Search the data below for the word "الله" and copy each line that holds it.

* begin PROVIDED DATA *

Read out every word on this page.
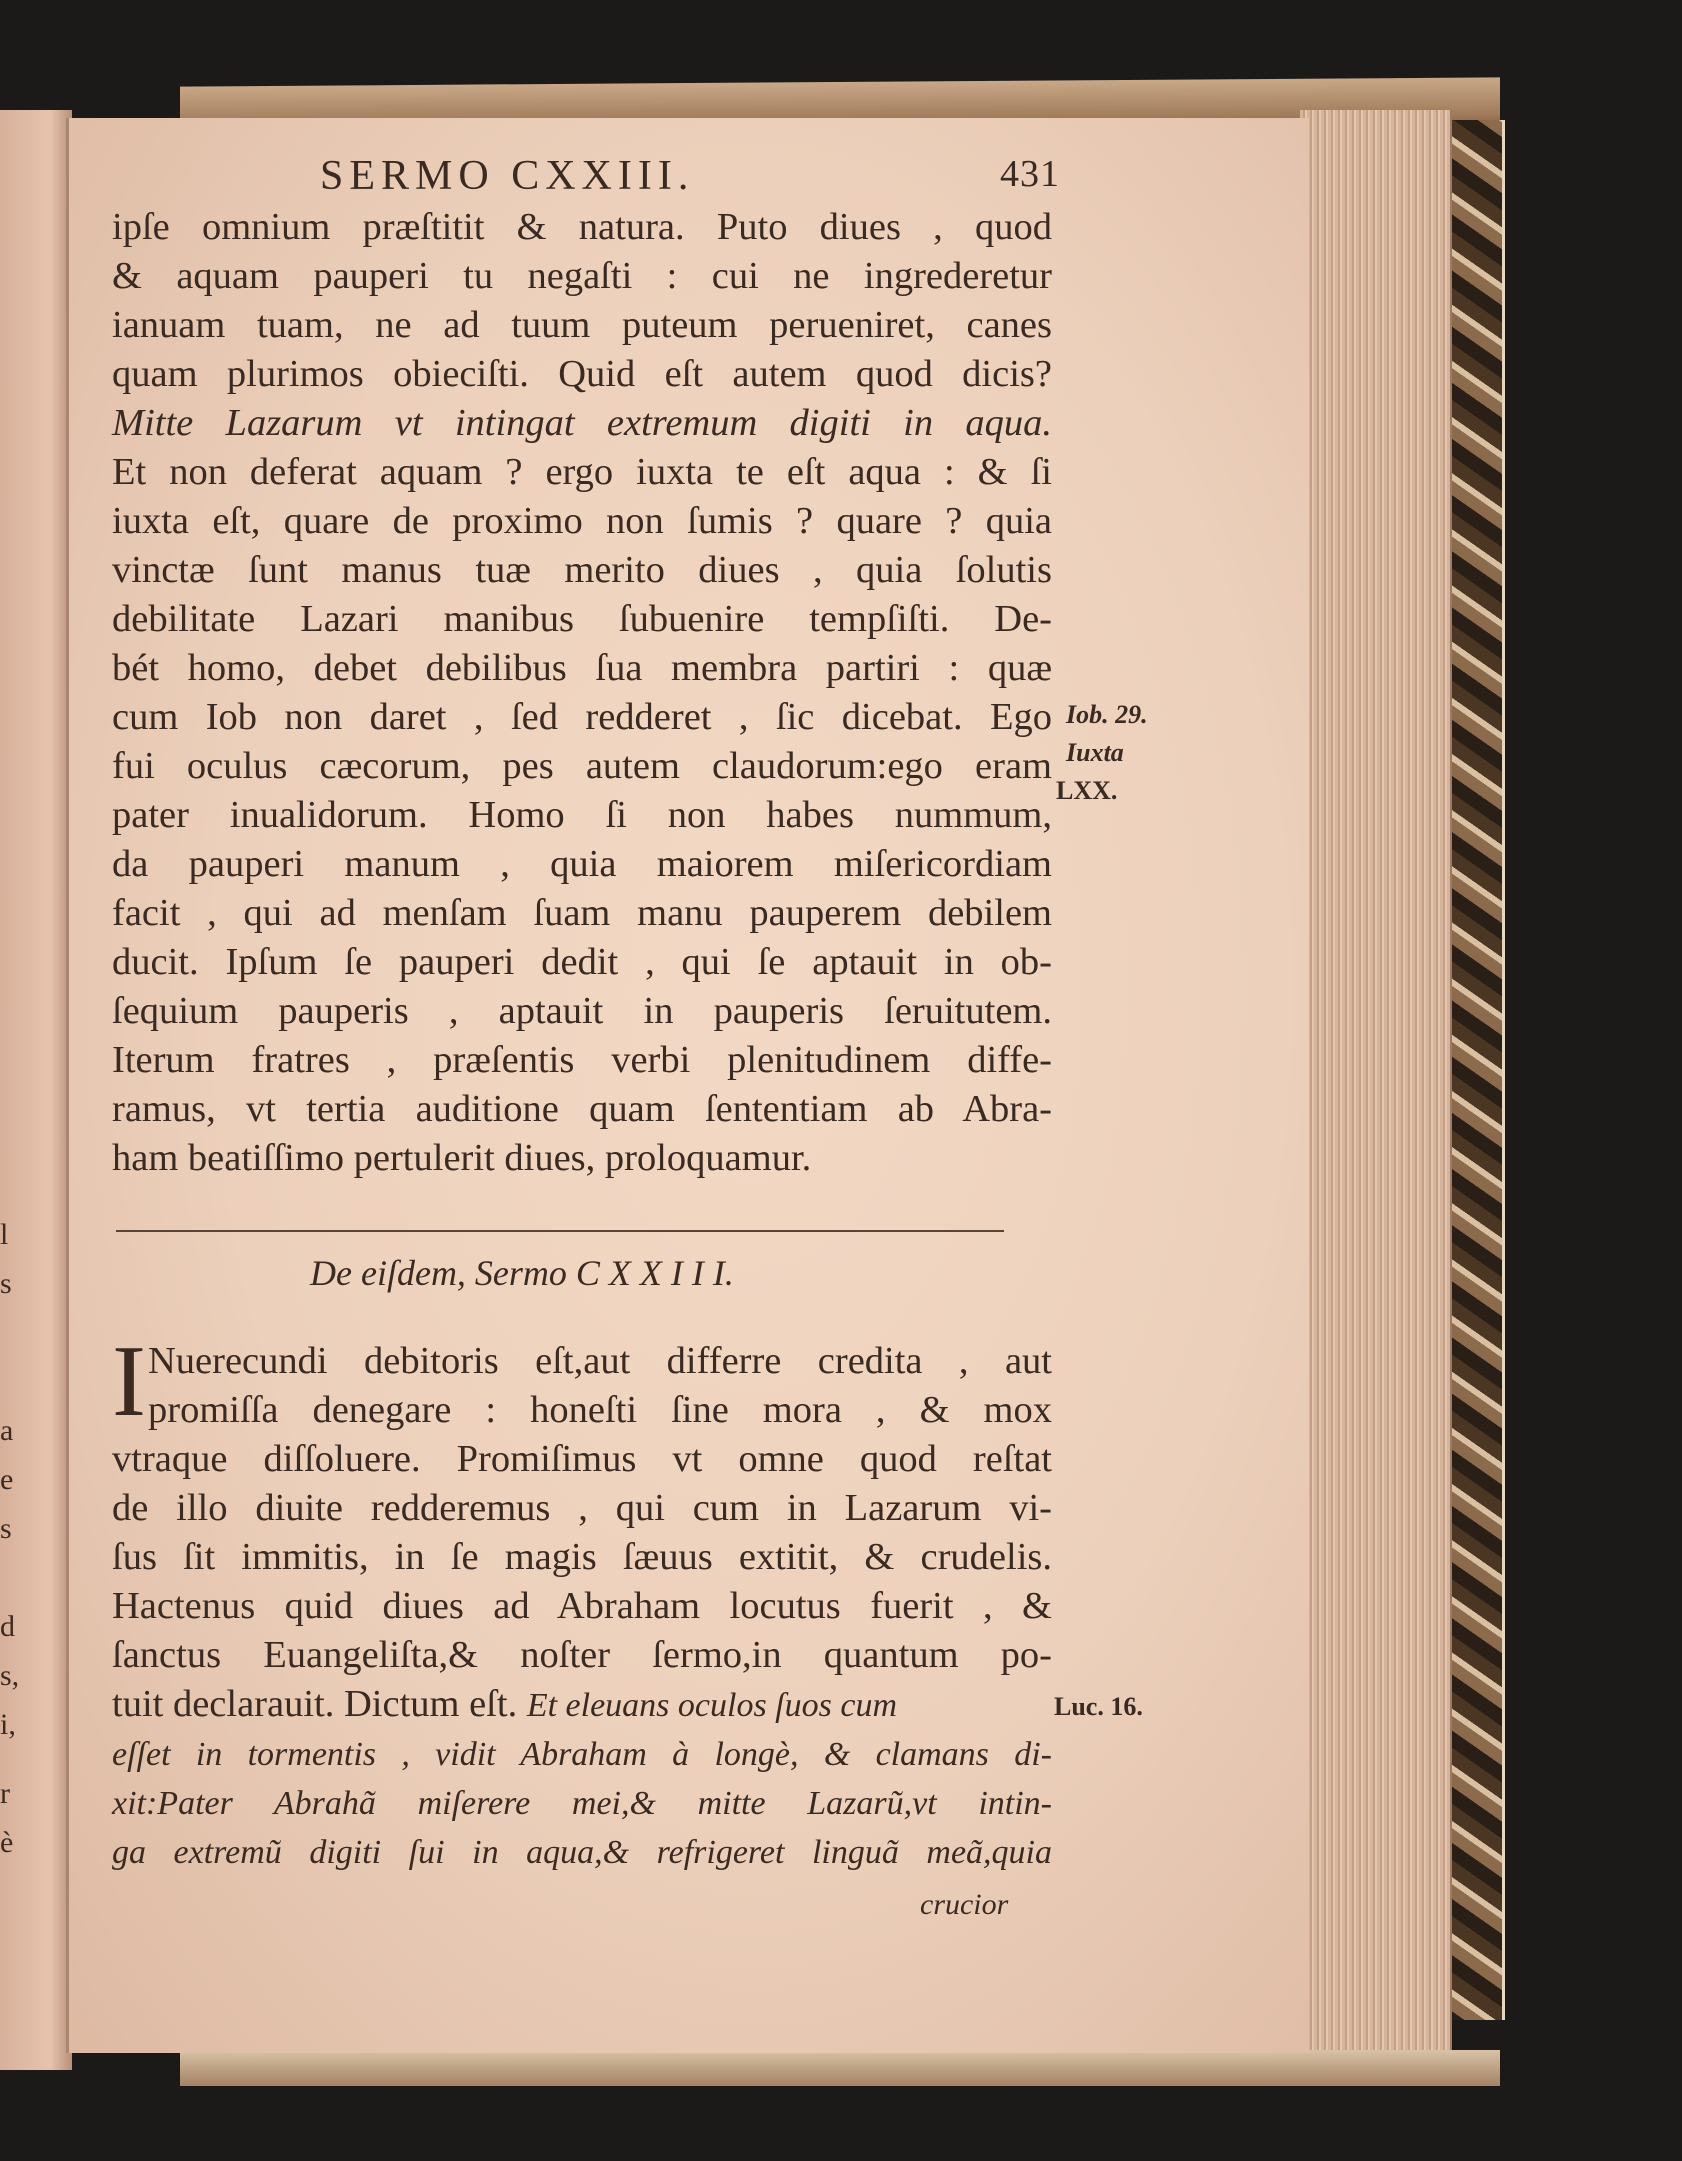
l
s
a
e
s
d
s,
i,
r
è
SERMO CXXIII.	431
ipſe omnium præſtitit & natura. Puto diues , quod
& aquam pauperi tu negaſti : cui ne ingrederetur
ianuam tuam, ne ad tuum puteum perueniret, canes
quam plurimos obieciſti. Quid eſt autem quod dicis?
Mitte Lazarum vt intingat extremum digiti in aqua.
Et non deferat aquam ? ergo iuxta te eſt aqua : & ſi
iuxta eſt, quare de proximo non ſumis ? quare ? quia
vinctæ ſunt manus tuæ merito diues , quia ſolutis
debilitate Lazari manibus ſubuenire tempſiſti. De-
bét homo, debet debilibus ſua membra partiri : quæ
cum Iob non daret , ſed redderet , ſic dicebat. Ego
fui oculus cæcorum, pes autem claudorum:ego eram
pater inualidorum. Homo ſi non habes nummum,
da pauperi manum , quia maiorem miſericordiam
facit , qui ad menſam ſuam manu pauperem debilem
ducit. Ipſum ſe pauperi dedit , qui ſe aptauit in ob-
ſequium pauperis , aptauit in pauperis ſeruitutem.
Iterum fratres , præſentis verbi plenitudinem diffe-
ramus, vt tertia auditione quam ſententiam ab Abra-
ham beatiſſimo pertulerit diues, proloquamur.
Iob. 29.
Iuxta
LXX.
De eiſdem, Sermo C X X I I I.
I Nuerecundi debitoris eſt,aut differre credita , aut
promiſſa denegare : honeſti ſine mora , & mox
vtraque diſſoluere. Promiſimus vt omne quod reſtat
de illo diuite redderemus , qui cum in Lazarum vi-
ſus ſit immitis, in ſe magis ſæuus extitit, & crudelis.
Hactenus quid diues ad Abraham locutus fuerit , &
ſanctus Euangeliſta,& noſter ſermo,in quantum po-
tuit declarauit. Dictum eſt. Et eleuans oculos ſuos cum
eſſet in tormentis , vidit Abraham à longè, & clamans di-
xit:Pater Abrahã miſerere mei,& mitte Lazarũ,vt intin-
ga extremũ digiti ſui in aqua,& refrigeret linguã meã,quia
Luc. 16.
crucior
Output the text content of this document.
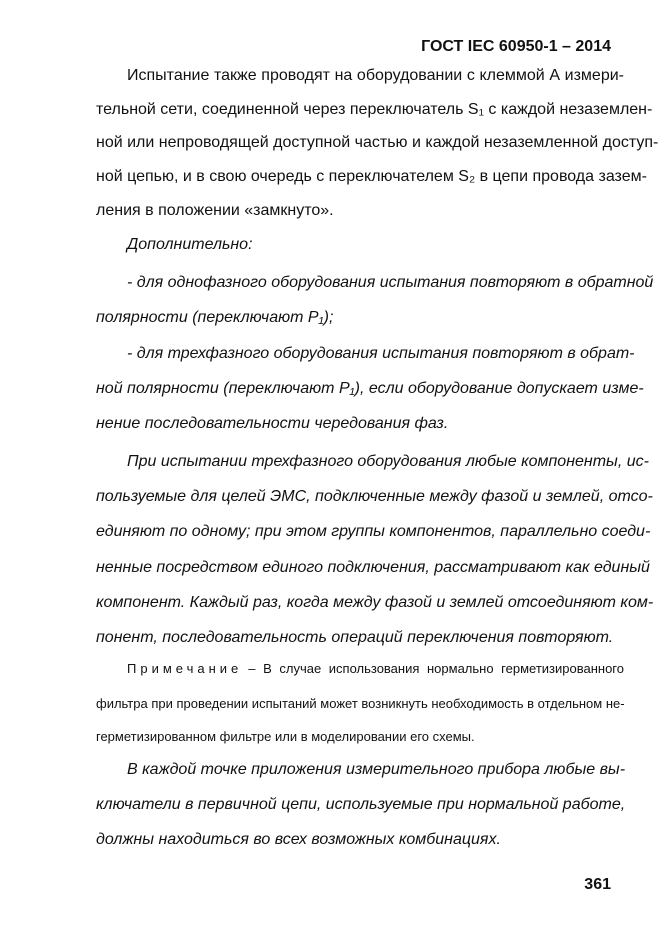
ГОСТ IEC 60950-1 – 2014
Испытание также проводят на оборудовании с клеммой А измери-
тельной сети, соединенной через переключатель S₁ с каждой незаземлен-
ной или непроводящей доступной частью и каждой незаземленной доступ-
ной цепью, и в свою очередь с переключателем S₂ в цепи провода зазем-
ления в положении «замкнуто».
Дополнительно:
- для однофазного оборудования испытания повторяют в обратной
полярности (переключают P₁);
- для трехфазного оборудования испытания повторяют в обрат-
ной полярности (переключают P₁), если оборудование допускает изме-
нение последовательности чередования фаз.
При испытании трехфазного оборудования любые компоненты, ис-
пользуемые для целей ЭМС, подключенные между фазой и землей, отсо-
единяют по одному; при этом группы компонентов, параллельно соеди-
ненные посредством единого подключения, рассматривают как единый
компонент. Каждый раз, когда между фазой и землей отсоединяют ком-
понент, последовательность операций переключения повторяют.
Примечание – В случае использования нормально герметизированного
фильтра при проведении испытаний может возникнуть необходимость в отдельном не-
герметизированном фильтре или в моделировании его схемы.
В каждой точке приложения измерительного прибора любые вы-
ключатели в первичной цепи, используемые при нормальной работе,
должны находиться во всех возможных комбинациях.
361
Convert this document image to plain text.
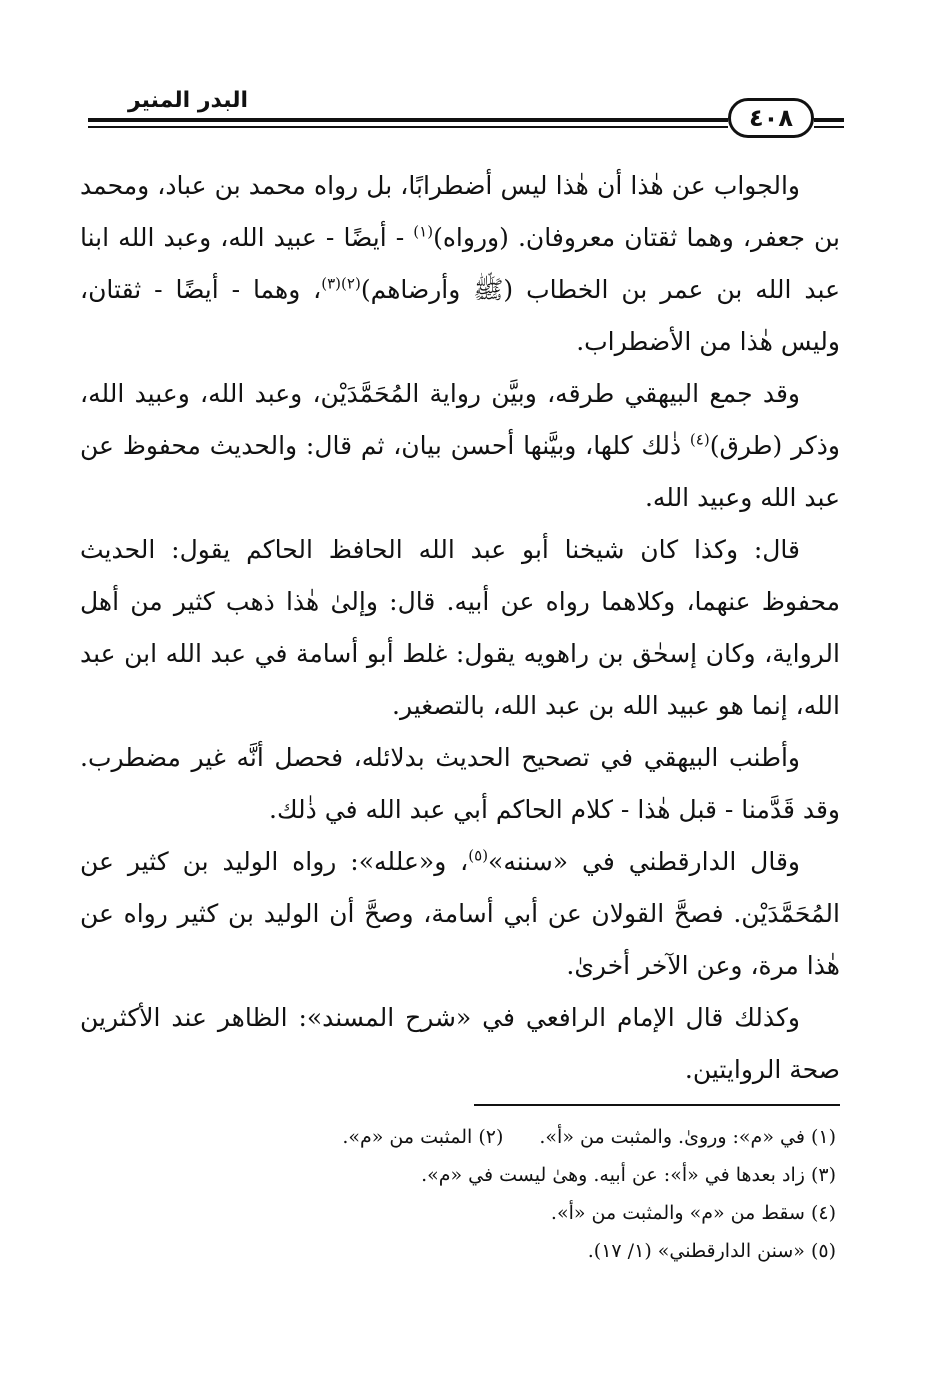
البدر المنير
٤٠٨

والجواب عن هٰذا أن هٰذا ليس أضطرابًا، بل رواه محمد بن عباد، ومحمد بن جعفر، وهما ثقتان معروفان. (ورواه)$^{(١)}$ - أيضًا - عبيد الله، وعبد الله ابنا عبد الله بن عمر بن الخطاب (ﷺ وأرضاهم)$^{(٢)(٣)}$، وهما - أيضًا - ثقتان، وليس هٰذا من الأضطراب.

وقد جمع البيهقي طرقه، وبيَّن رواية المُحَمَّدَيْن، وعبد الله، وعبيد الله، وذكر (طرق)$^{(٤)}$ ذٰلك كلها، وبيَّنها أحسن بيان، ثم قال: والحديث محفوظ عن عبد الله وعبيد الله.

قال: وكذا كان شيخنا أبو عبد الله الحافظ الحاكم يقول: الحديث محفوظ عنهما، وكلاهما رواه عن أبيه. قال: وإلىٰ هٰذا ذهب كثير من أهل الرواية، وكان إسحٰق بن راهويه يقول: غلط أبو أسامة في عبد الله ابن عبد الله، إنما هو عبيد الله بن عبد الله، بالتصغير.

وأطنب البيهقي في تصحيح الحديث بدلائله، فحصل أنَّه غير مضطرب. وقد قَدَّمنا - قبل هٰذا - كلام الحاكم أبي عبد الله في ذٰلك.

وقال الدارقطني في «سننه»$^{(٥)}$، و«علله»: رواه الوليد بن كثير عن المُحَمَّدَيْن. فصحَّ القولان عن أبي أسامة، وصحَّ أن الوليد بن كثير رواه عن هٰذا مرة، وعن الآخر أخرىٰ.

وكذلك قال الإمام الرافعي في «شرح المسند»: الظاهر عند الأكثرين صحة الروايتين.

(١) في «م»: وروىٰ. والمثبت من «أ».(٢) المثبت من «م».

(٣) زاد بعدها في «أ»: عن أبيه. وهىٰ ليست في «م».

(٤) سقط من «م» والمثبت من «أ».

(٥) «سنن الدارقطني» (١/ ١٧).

* end PROVIDED DATA *

* **EXERCISE ANSWER**:
والجواب عن هٰذا أن هٰذا ليس أضطرابًا، بل رواه محمد بن عباد، ومحمد بن جعفر، وهما ثقتان معروفان. (ورواه)$^{(١)}$ - أيضًا - عبيد الله، وعبد الله ابنا عبد الله بن عمر بن الخطاب (ﷺ وأرضاهم)$^{(٢)(٣)}$، وهما - أيضًا - ثقتان، وليس هٰذا من الأضطراب.
وقد جمع البيهقي طرقه، وبيَّن رواية المُحَمَّدَيْن، وعبد الله، وعبيد الله، وذكر (طرق)$^{(٤)}$ ذٰلك كلها، وبيَّنها أحسن بيان، ثم قال: والحديث محفوظ عن عبد الله وعبيد الله.
قال: وكذا كان شيخنا أبو عبد الله الحافظ الحاكم يقول: الحديث محفوظ عنهما، وكلاهما رواه عن أبيه. قال: وإلىٰ هٰذا ذهب كثير من أهل الرواية، وكان إسحٰق بن راهويه يقول: غلط أبو أسامة في عبد الله ابن عبد الله، إنما هو عبيد الله بن عبد الله، بالتصغير.
وأطنب البيهقي في تصحيح الحديث بدلائله، فحصل أنَّه غير مضطرب. وقد قَدَّمنا - قبل هٰذا - كلام الحاكم أبي عبد الله في ذٰلك.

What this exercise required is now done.